- [Task directions]
Copy every line of the following data that includes the string "JSON".

- [Dataset content]
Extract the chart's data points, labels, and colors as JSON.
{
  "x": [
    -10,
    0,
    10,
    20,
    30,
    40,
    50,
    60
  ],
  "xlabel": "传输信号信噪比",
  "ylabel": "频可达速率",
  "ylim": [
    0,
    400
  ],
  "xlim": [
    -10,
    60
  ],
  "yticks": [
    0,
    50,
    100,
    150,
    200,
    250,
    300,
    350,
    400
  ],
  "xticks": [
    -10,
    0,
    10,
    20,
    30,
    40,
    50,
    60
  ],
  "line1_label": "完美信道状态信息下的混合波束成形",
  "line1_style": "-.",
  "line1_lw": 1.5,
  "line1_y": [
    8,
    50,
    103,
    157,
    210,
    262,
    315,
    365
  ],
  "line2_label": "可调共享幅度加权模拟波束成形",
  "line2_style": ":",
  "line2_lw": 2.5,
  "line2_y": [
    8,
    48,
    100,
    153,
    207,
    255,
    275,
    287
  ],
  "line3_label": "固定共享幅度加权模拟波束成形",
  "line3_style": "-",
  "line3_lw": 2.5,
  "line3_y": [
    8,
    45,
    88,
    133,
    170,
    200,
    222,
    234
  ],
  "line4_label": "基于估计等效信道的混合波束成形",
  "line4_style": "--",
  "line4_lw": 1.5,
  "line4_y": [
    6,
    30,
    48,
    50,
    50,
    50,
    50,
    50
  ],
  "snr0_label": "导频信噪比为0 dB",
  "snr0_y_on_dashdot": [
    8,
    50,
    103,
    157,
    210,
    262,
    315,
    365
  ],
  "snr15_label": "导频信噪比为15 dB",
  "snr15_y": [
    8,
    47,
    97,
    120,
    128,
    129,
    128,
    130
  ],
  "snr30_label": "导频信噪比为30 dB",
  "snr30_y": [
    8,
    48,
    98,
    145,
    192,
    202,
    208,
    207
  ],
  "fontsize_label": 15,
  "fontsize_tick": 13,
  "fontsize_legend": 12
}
---
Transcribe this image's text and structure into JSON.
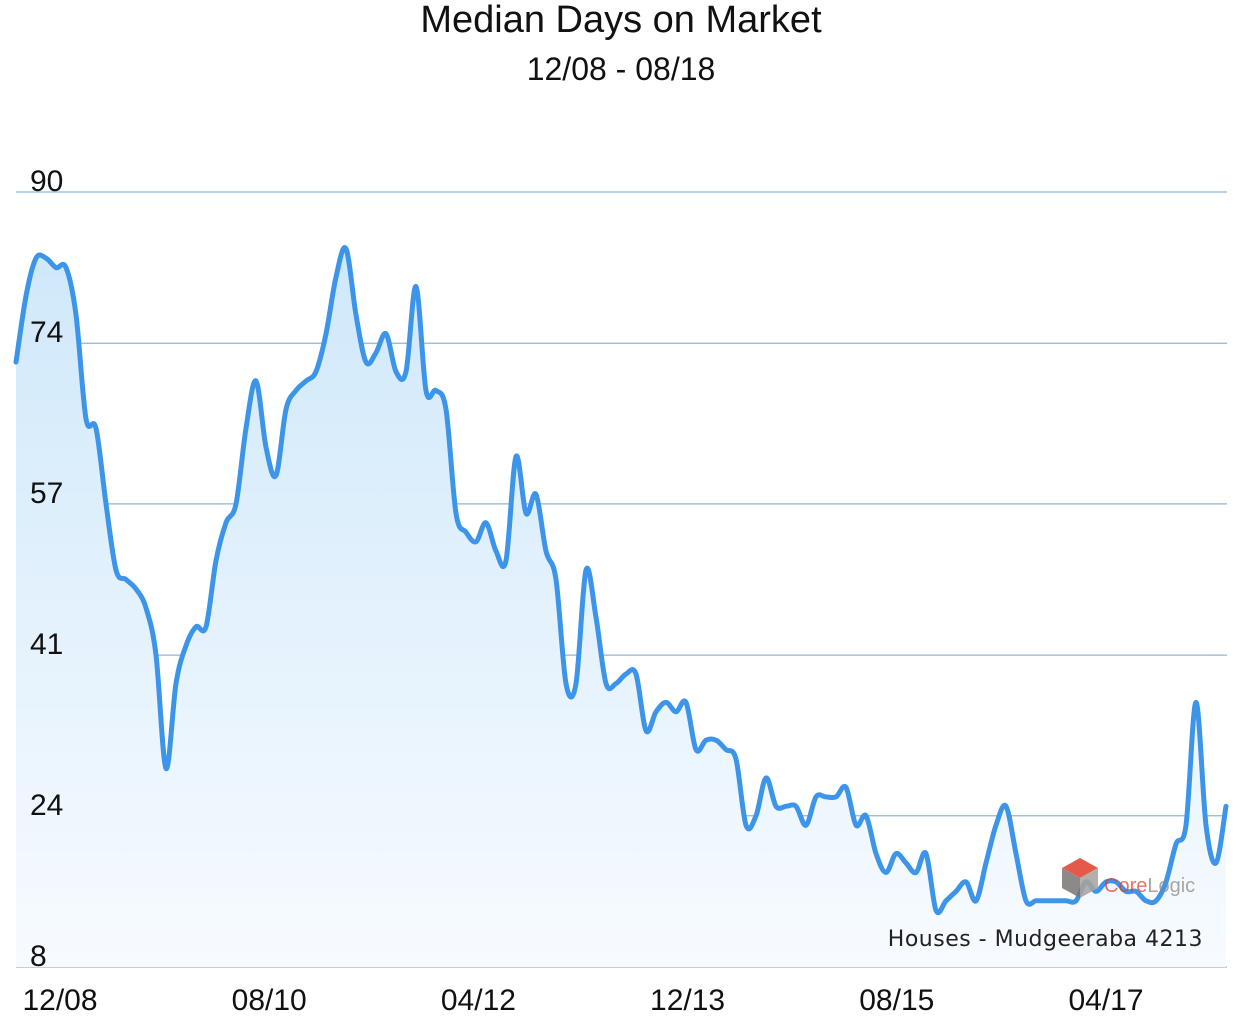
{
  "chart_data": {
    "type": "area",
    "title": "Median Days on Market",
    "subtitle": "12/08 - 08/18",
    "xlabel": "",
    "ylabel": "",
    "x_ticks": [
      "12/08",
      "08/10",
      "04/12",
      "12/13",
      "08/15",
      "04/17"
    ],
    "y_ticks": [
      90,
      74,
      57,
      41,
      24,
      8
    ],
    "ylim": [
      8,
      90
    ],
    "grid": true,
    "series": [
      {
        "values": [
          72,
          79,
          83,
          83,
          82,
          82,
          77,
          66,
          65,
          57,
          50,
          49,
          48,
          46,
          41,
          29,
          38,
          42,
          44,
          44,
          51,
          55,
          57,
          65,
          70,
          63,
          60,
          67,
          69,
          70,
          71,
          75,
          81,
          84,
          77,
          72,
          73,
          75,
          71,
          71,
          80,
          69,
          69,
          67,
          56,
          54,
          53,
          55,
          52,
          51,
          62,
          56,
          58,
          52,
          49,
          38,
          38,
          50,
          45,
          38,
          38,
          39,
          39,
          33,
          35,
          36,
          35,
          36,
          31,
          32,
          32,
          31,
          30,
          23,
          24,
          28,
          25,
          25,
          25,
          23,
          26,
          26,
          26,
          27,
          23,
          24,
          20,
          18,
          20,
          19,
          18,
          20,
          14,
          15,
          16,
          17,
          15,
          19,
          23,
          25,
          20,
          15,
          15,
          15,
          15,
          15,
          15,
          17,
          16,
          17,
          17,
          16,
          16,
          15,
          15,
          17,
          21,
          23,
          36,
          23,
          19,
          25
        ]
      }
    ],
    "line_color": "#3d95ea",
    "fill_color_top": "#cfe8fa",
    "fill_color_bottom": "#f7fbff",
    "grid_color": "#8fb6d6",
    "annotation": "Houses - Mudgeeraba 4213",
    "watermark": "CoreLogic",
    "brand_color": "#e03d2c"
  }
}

- [Answer for the task]
Extract the chart's data points, labels, and colors as JSON.
Transcribe this image's text and structure into JSON.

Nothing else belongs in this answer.